>> START ENTRIES PROVIDED
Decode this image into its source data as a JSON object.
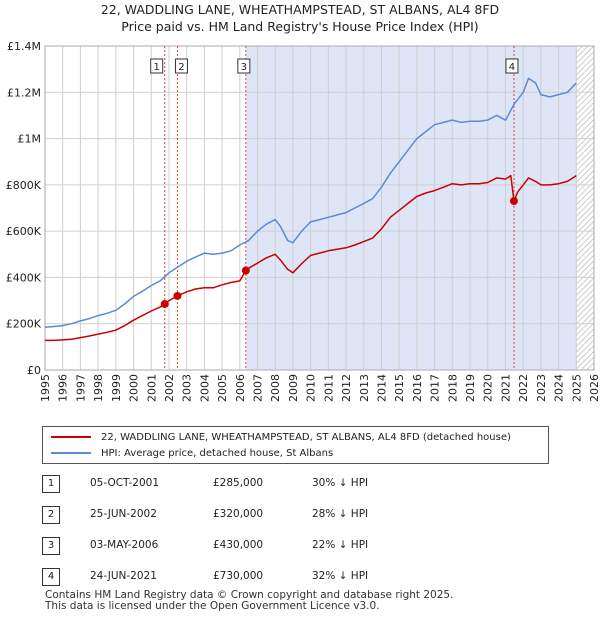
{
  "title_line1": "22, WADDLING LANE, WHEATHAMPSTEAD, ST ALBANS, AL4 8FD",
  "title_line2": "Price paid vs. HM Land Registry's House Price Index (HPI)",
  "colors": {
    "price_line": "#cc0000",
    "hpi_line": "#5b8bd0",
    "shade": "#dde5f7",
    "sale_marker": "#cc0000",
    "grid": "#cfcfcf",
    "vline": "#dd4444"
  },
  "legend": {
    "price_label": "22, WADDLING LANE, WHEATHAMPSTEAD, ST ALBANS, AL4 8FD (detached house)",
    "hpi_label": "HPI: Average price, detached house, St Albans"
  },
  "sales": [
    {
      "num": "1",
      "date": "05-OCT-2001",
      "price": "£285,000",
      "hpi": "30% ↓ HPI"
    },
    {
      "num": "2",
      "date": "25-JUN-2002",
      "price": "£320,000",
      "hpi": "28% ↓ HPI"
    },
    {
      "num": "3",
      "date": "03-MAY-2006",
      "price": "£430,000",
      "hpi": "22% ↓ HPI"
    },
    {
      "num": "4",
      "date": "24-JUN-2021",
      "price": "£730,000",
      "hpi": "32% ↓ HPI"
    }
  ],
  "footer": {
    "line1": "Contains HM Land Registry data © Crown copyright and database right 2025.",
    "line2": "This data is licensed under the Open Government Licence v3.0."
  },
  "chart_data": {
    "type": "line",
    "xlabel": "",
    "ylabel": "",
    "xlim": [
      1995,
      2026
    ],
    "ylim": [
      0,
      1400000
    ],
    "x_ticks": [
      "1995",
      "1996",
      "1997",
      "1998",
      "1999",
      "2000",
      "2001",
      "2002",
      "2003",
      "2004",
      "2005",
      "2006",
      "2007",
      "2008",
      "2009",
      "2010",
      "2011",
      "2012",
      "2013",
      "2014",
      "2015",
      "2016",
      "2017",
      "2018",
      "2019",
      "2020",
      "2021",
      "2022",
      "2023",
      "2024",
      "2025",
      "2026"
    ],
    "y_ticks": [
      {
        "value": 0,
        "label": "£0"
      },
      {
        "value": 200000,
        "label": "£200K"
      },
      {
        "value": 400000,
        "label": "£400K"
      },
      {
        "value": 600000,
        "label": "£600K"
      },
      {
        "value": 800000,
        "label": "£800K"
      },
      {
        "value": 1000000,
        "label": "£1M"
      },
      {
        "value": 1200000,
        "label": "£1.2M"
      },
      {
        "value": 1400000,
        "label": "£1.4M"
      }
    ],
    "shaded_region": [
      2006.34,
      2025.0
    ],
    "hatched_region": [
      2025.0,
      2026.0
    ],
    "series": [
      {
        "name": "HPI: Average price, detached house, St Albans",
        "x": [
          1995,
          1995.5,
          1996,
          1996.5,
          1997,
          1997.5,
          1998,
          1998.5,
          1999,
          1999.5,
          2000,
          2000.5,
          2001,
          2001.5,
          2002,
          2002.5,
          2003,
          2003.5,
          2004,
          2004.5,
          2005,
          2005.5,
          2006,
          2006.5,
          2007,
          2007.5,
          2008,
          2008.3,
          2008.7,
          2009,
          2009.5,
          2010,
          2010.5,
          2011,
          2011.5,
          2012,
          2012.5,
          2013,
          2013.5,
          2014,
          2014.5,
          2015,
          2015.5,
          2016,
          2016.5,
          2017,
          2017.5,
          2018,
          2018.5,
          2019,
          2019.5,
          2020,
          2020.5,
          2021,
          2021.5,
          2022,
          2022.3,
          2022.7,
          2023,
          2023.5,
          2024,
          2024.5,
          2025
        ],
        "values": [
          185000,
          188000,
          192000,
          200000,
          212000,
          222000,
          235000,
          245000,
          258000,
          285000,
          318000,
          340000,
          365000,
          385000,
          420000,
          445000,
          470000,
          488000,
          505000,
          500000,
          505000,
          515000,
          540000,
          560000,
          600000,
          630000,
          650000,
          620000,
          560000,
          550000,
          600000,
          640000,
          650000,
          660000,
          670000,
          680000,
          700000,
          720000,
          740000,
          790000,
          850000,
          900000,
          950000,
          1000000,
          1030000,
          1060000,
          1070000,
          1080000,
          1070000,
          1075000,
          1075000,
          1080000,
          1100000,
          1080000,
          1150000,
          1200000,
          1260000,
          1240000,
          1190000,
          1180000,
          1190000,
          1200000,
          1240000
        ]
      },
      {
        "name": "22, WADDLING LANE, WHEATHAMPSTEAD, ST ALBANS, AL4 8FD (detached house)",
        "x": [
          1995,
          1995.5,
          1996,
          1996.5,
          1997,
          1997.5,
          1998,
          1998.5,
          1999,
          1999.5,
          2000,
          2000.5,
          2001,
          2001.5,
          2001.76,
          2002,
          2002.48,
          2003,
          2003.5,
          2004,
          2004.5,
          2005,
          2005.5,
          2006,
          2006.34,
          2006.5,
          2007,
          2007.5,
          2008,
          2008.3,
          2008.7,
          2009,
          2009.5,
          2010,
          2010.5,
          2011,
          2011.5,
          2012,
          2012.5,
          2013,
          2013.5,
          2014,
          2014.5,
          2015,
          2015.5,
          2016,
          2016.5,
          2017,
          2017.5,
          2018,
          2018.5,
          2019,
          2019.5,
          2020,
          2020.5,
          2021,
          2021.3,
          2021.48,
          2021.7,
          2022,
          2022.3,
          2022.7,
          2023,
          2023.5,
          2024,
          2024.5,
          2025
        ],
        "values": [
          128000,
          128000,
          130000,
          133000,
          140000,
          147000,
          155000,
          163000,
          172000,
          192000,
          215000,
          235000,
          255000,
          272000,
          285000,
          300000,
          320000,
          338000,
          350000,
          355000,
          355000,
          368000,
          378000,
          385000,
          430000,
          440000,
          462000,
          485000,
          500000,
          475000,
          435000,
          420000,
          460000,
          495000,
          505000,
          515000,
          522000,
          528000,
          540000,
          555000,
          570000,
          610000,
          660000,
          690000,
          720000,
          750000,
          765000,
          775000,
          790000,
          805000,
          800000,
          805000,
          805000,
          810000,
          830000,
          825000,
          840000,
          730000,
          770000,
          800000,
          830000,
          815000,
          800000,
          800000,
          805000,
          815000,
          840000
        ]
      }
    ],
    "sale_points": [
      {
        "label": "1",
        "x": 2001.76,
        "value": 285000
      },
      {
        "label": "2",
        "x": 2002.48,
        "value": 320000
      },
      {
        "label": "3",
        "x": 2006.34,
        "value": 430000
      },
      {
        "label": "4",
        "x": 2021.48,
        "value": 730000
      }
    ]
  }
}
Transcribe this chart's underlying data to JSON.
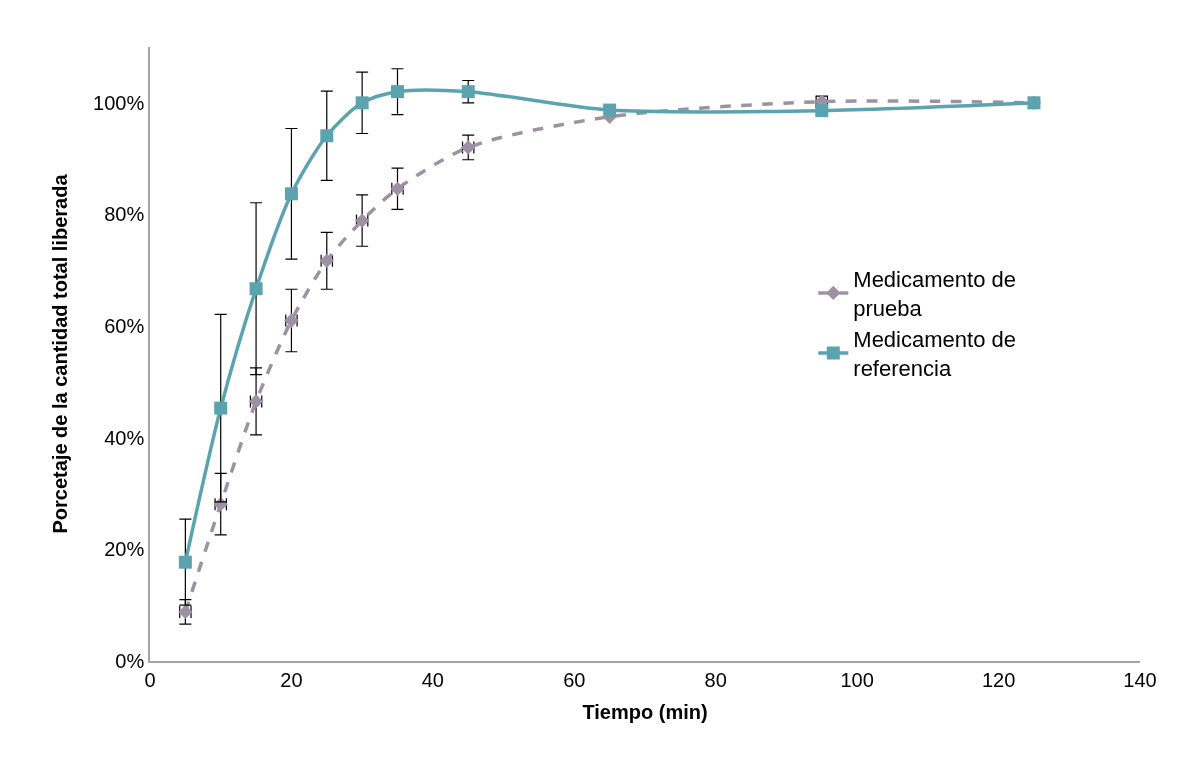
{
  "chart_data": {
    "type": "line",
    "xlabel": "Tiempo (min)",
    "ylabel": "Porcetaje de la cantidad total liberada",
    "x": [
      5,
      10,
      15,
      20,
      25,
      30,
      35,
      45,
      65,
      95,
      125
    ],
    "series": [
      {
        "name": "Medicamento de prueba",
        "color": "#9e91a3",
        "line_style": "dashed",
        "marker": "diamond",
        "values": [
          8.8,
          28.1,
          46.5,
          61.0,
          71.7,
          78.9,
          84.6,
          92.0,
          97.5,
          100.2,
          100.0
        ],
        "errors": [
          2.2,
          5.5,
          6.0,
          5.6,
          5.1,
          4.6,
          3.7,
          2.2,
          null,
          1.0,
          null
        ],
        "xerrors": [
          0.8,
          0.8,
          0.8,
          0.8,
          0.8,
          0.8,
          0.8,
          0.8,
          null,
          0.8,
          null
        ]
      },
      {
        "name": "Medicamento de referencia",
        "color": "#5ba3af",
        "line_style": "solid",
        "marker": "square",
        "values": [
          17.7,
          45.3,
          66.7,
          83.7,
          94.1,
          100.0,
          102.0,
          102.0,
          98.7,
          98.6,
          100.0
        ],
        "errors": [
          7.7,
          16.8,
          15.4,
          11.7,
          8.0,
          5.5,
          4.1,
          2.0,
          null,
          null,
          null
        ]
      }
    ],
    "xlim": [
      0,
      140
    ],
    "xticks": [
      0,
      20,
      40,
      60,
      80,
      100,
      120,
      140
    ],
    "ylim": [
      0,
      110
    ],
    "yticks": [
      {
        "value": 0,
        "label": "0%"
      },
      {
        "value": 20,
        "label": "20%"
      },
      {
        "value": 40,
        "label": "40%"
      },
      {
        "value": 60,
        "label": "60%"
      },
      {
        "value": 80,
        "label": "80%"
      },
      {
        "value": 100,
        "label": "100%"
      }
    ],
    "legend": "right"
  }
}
>> END ENTRIES PROVIDED
__SET TASK__:
Count up the lines in the listing that hold the word "JSON", and give that number only.

__FINISHED EXERCISE__:
2